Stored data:
* * *
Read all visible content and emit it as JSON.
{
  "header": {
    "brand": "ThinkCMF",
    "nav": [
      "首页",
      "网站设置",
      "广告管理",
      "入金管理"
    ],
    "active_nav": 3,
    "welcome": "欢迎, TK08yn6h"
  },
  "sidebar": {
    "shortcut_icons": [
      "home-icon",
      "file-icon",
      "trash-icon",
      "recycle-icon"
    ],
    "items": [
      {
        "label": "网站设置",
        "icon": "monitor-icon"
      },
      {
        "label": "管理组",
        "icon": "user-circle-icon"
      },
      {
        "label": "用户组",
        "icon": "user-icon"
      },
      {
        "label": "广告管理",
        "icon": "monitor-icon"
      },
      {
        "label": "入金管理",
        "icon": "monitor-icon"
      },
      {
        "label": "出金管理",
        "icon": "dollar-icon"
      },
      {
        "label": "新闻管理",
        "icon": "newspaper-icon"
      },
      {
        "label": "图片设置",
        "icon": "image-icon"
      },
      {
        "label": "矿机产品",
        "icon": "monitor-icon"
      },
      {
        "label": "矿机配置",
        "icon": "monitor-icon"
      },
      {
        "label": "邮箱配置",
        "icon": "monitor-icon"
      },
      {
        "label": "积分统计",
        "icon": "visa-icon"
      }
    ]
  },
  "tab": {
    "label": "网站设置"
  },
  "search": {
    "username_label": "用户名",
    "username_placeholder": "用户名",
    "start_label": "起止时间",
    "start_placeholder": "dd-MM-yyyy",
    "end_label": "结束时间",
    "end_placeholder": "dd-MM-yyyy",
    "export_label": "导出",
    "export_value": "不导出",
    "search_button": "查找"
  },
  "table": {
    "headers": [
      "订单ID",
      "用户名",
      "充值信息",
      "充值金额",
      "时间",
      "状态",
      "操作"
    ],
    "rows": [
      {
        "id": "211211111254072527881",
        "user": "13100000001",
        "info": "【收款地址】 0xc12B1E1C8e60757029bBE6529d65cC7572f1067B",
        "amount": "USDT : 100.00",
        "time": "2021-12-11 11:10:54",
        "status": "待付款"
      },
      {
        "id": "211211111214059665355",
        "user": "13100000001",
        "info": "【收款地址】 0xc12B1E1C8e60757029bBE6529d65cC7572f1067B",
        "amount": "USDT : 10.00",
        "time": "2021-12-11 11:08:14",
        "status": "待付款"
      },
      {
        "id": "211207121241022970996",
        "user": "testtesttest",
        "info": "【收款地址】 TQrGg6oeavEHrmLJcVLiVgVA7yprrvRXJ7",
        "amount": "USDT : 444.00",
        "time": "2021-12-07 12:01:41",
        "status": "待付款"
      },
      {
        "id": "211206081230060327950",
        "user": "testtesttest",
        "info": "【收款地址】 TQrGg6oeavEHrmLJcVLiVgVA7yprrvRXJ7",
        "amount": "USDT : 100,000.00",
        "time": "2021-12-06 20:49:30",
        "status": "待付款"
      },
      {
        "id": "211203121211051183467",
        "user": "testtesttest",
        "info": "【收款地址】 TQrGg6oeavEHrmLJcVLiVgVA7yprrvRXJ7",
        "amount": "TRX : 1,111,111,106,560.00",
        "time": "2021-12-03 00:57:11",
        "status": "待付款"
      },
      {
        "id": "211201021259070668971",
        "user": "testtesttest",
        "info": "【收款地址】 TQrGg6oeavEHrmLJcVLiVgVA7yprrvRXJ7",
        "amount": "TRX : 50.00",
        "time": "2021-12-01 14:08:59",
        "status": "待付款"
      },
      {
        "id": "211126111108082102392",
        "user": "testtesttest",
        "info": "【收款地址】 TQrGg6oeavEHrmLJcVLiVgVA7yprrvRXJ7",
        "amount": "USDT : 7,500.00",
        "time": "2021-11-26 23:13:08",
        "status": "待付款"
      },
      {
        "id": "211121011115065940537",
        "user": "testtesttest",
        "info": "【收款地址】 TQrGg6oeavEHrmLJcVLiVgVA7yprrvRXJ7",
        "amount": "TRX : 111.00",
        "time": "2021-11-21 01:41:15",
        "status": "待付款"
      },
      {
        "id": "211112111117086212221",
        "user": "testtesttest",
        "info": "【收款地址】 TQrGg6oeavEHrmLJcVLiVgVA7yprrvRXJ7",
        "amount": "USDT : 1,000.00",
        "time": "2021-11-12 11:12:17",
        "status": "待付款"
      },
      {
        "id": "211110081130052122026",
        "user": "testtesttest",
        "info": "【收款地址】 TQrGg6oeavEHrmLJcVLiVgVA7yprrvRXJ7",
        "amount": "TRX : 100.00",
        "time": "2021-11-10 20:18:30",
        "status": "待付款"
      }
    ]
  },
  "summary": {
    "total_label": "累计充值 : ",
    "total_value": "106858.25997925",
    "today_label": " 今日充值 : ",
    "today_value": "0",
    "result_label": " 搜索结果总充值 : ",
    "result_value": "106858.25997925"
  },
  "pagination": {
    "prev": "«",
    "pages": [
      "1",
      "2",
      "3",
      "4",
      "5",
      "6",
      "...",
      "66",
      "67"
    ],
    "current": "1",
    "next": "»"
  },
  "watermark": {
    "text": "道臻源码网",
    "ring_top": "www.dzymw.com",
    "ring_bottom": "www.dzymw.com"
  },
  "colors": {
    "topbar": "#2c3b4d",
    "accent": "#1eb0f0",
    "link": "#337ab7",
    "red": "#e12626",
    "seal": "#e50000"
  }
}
* * *
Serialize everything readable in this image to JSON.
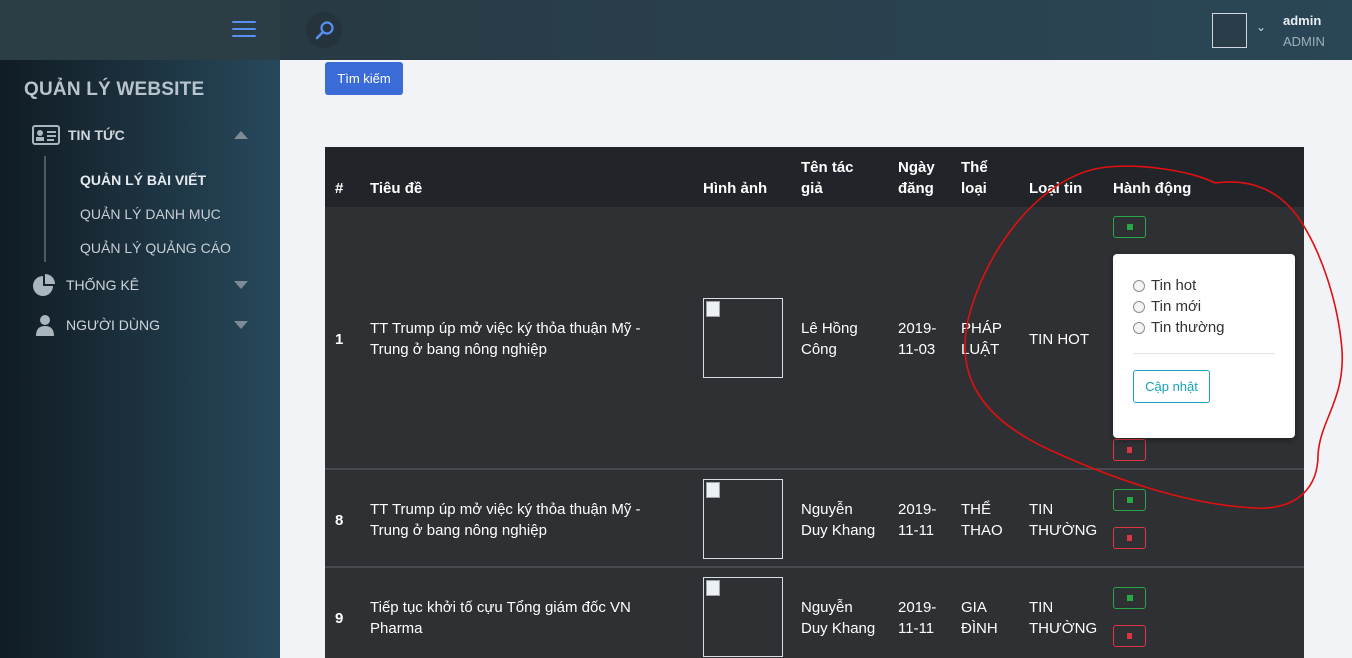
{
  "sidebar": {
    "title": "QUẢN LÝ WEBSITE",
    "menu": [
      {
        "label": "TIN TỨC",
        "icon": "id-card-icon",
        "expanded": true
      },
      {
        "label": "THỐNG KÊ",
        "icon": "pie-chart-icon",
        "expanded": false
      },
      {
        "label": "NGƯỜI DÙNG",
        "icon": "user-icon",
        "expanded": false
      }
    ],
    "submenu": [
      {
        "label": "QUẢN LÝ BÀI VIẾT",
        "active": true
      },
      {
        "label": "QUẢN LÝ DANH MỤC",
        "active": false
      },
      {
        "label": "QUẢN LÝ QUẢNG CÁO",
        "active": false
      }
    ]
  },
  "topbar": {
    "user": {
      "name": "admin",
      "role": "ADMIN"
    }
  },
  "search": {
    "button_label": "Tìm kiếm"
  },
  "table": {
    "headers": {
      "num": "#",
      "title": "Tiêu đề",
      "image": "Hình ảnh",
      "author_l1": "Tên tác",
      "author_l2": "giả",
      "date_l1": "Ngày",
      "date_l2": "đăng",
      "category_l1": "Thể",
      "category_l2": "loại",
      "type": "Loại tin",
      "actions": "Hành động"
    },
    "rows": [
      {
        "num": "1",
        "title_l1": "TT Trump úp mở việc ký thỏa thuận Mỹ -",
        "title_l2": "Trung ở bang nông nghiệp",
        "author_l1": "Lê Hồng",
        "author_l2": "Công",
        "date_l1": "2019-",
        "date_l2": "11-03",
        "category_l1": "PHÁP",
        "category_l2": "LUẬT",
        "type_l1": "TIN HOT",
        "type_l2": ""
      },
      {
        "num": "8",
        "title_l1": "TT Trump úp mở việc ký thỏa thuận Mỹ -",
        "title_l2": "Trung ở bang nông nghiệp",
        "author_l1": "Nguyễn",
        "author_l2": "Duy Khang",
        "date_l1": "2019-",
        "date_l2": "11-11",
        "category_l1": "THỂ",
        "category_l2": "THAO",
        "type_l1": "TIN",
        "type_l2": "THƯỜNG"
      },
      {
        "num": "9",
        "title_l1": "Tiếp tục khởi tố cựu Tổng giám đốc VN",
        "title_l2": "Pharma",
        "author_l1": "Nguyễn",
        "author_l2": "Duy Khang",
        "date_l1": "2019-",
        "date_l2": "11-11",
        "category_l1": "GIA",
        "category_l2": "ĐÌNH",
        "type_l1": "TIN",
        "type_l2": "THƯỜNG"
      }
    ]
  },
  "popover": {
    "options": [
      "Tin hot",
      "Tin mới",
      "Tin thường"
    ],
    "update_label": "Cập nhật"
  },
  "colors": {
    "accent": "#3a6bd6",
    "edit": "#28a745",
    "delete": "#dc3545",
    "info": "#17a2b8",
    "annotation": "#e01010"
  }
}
* * *
■ **DO THIS**: Working from the listing above, pick out every line that has "amount" and copy it.

■ **OUTPUT BELOW**:
        "amount": "USDT : 100.00",
        "amount": "USDT : 10.00",
        "amount": "USDT : 444.00",
        "amount": "USDT : 100,000.00",
        "amount": "TRX : 1,111,111,106,560.00",
        "amount": "TRX : 50.00",
        "amount": "USDT : 7,500.00",
        "amount": "TRX : 111.00",
        "amount": "USDT : 1,000.00",
        "amount": "TRX : 100.00",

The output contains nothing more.